BEGIN Listed entries
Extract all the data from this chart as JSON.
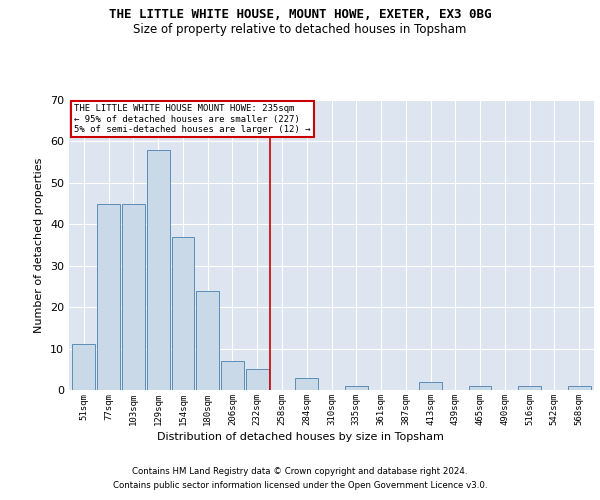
{
  "title": "THE LITTLE WHITE HOUSE, MOUNT HOWE, EXETER, EX3 0BG",
  "subtitle": "Size of property relative to detached houses in Topsham",
  "xlabel": "Distribution of detached houses by size in Topsham",
  "ylabel": "Number of detached properties",
  "bar_values": [
    11,
    45,
    45,
    58,
    37,
    24,
    7,
    5,
    0,
    3,
    0,
    1,
    0,
    0,
    2,
    0,
    1,
    0,
    1,
    0,
    1
  ],
  "bar_labels": [
    "51sqm",
    "77sqm",
    "103sqm",
    "129sqm",
    "154sqm",
    "180sqm",
    "206sqm",
    "232sqm",
    "258sqm",
    "284sqm",
    "310sqm",
    "335sqm",
    "361sqm",
    "387sqm",
    "413sqm",
    "439sqm",
    "465sqm",
    "490sqm",
    "516sqm",
    "542sqm",
    "568sqm"
  ],
  "bar_color": "#c9d9e8",
  "bar_edge_color": "#5b8db8",
  "vline_index": 7.5,
  "annotation_box_text": "THE LITTLE WHITE HOUSE MOUNT HOWE: 235sqm\n← 95% of detached houses are smaller (227)\n5% of semi-detached houses are larger (12) →",
  "vline_color": "#cc0000",
  "background_color": "#dde6f0",
  "grid_color": "#ffffff",
  "footer_line1": "Contains HM Land Registry data © Crown copyright and database right 2024.",
  "footer_line2": "Contains public sector information licensed under the Open Government Licence v3.0.",
  "ylim": [
    0,
    70
  ],
  "yticks": [
    0,
    10,
    20,
    30,
    40,
    50,
    60,
    70
  ]
}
END Listed entries
**Exercise:** Pull every line containing "WHITE" out of the data above.

**Result of this task:**
  "title": "THE LITTLE WHITE HOUSE, MOUNT HOWE, EXETER, EX3 0BG",
  "annotation_box_text": "THE LITTLE WHITE HOUSE MOUNT HOWE: 235sqm\n← 95% of detached houses are smaller (227)\n5% of semi-detached houses are larger (12) →",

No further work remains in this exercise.